_What needs to be done_:
The data below needs to be returned exactly, line for line.

_Source records_:
------
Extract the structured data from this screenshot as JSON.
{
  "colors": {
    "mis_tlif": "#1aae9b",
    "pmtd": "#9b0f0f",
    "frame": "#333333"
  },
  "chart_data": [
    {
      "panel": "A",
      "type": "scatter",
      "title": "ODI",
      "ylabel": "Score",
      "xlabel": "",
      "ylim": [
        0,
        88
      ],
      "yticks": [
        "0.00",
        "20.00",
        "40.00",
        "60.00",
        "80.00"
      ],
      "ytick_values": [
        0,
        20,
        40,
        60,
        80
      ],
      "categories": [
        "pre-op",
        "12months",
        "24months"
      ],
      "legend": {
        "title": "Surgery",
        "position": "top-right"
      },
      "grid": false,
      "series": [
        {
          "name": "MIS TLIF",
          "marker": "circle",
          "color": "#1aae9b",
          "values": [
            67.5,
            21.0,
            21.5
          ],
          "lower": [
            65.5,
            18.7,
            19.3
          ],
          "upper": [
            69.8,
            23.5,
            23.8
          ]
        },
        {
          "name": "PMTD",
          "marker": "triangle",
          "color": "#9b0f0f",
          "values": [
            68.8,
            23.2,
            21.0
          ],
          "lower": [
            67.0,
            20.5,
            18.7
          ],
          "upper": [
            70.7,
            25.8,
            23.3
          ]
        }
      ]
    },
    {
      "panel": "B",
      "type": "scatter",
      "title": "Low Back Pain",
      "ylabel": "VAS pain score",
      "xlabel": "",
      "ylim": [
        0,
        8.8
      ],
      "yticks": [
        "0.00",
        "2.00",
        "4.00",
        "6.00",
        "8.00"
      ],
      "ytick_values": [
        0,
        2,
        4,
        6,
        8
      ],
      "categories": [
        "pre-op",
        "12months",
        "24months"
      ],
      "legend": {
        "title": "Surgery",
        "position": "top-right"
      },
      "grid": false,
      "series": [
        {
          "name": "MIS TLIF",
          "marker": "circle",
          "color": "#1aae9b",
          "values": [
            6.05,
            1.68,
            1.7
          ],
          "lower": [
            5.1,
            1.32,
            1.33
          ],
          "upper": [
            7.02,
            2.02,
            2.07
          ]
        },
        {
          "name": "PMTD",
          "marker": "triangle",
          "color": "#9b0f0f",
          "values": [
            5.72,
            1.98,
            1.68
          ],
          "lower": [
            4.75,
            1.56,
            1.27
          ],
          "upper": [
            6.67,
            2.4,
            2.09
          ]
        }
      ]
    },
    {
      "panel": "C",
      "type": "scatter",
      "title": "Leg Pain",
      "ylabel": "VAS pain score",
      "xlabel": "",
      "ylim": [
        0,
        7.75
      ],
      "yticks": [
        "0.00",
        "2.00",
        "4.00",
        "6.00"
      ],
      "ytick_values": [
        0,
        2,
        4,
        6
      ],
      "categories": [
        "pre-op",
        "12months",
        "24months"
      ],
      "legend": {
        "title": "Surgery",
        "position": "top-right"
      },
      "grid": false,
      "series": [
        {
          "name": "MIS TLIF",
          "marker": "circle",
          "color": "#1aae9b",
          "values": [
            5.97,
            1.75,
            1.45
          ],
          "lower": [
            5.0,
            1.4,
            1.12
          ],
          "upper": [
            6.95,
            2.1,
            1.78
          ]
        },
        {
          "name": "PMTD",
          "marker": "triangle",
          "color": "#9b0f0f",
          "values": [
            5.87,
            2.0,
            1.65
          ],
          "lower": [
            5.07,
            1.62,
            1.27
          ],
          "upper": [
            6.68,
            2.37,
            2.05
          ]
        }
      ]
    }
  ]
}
------
_Result for this exercise_:
Extract the structured data from this screenshot as JSON.
{
  "colors": {
    "mis_tlif": "#1aae9b",
    "pmtd": "#9b0f0f",
    "frame": "#333333"
  },
  "chart_data": [
    {
      "panel": "A",
      "type": "scatter",
      "title": "ODI",
      "ylabel": "Score",
      "xlabel": "",
      "ylim": [
        0,
        88
      ],
      "yticks": [
        "0.00",
        "20.00",
        "40.00",
        "60.00",
        "80.00"
      ],
      "ytick_values": [
        0,
        20,
        40,
        60,
        80
      ],
      "categories": [
        "pre-op",
        "12months",
        "24months"
      ],
      "legend": {
        "title": "Surgery",
        "position": "top-right"
      },
      "grid": false,
      "series": [
        {
          "name": "MIS TLIF",
          "marker": "circle",
          "color": "#1aae9b",
          "values": [
            67.5,
            21.0,
            21.5
          ],
          "lower": [
            65.5,
            18.7,
            19.3
          ],
          "upper": [
            69.8,
            23.5,
            23.8
          ]
        },
        {
          "name": "PMTD",
          "marker": "triangle",
          "color": "#9b0f0f",
          "values": [
            68.8,
            23.2,
            21.0
          ],
          "lower": [
            67.0,
            20.5,
            18.7
          ],
          "upper": [
            70.7,
            25.8,
            23.3
          ]
        }
      ]
    },
    {
      "panel": "B",
      "type": "scatter",
      "title": "Low Back Pain",
      "ylabel": "VAS pain score",
      "xlabel": "",
      "ylim": [
        0,
        8.8
      ],
      "yticks": [
        "0.00",
        "2.00",
        "4.00",
        "6.00",
        "8.00"
      ],
      "ytick_values": [
        0,
        2,
        4,
        6,
        8
      ],
      "categories": [
        "pre-op",
        "12months",
        "24months"
      ],
      "legend": {
        "title": "Surgery",
        "position": "top-right"
      },
      "grid": false,
      "series": [
        {
          "name": "MIS TLIF",
          "marker": "circle",
          "color": "#1aae9b",
          "values": [
            6.05,
            1.68,
            1.7
          ],
          "lower": [
            5.1,
            1.32,
            1.33
          ],
          "upper": [
            7.02,
            2.02,
            2.07
          ]
        },
        {
          "name": "PMTD",
          "marker": "triangle",
          "color": "#9b0f0f",
          "values": [
            5.72,
            1.98,
            1.68
          ],
          "lower": [
            4.75,
            1.56,
            1.27
          ],
          "upper": [
            6.67,
            2.4,
            2.09
          ]
        }
      ]
    },
    {
      "panel": "C",
      "type": "scatter",
      "title": "Leg Pain",
      "ylabel": "VAS pain score",
      "xlabel": "",
      "ylim": [
        0,
        7.75
      ],
      "yticks": [
        "0.00",
        "2.00",
        "4.00",
        "6.00"
      ],
      "ytick_values": [
        0,
        2,
        4,
        6
      ],
      "categories": [
        "pre-op",
        "12months",
        "24months"
      ],
      "legend": {
        "title": "Surgery",
        "position": "top-right"
      },
      "grid": false,
      "series": [
        {
          "name": "MIS TLIF",
          "marker": "circle",
          "color": "#1aae9b",
          "values": [
            5.97,
            1.75,
            1.45
          ],
          "lower": [
            5.0,
            1.4,
            1.12
          ],
          "upper": [
            6.95,
            2.1,
            1.78
          ]
        },
        {
          "name": "PMTD",
          "marker": "triangle",
          "color": "#9b0f0f",
          "values": [
            5.87,
            2.0,
            1.65
          ],
          "lower": [
            5.07,
            1.62,
            1.27
          ],
          "upper": [
            6.68,
            2.37,
            2.05
          ]
        }
      ]
    }
  ]
}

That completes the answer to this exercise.